Task =
Work out how many lines hold "content". Give the number and nothing else.

───── Information given ─────

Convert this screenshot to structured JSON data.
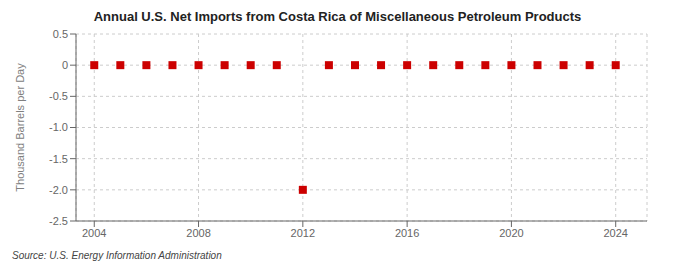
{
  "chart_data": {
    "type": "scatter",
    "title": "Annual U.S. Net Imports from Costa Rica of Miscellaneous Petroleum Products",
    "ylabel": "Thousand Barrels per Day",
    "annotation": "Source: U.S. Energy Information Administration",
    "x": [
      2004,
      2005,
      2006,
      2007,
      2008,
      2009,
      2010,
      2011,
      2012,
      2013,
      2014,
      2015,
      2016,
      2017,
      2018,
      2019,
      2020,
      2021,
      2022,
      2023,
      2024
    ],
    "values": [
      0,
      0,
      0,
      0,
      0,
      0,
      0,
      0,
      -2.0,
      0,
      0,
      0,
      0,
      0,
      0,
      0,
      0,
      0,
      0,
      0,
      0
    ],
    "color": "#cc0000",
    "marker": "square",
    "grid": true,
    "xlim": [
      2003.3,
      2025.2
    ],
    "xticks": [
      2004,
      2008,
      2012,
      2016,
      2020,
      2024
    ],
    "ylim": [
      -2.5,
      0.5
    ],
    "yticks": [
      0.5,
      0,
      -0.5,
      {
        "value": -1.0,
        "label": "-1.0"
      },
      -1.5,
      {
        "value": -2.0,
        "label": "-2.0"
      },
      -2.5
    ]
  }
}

─────
───── Information given ─────

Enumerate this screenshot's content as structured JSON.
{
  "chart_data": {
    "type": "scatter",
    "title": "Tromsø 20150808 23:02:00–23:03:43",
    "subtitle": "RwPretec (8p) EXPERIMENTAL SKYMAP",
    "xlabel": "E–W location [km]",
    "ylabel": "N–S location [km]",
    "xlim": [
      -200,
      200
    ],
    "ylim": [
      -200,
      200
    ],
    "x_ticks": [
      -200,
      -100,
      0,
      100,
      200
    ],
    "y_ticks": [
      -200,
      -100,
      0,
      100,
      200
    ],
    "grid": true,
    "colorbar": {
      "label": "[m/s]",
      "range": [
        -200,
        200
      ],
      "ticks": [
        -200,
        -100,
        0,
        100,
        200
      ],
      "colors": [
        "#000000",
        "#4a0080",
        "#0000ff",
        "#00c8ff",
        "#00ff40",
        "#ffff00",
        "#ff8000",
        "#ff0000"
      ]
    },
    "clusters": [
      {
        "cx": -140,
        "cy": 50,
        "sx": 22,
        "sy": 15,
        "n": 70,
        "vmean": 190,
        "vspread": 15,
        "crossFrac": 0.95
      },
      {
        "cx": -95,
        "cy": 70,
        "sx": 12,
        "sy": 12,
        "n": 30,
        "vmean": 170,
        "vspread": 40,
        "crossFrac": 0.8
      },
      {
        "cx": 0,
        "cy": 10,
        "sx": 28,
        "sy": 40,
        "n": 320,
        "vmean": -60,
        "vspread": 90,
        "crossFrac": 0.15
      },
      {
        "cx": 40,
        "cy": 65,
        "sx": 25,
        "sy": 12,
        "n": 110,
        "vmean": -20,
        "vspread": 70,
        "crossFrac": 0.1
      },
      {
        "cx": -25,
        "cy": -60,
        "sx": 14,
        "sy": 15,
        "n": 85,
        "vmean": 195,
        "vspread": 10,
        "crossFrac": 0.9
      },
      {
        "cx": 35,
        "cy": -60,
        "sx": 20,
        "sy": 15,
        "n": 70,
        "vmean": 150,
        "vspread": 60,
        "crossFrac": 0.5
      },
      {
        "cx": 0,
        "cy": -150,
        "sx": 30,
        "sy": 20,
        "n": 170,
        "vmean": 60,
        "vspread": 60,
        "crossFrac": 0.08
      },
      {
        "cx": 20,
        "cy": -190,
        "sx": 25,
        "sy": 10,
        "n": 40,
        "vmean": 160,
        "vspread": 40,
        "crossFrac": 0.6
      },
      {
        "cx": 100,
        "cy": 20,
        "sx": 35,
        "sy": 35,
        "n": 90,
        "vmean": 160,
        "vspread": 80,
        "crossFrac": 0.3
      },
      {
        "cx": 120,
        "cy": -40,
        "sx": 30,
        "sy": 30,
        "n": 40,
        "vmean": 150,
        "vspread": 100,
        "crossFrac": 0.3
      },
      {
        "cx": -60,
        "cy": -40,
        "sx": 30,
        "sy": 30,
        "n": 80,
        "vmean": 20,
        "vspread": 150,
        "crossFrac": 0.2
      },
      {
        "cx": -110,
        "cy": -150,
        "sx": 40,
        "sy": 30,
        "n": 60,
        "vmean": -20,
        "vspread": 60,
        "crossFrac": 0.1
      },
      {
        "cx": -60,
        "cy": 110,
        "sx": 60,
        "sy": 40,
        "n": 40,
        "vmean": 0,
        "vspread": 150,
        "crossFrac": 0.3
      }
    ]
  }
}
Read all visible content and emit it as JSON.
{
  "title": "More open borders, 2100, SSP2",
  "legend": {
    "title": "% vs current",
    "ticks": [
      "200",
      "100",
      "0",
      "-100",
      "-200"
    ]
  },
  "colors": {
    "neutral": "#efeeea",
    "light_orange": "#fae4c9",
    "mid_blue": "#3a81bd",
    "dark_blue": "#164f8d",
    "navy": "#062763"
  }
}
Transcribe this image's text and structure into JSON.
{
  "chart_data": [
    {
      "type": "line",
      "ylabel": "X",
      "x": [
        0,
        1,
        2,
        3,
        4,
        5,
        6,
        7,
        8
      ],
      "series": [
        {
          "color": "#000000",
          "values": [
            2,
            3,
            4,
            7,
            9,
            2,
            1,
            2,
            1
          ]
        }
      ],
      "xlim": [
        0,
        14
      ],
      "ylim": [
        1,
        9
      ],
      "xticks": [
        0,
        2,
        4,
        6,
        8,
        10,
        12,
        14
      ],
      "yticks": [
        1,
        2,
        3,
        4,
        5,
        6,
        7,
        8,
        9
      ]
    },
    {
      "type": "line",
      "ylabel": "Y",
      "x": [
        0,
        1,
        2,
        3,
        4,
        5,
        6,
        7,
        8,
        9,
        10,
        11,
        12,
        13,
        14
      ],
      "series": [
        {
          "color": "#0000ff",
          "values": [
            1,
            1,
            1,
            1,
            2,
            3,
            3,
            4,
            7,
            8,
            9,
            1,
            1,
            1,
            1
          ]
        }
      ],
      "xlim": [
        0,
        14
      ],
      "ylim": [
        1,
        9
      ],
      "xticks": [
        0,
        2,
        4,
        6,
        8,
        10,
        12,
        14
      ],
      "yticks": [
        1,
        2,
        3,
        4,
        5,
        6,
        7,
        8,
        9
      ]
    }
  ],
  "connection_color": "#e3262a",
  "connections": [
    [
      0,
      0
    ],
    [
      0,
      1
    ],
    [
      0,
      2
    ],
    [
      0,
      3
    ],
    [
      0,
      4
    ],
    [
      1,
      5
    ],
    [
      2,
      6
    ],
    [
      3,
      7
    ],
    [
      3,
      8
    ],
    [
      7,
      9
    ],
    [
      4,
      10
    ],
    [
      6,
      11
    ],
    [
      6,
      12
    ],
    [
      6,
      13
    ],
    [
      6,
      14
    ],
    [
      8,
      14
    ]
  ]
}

─────

The response =
2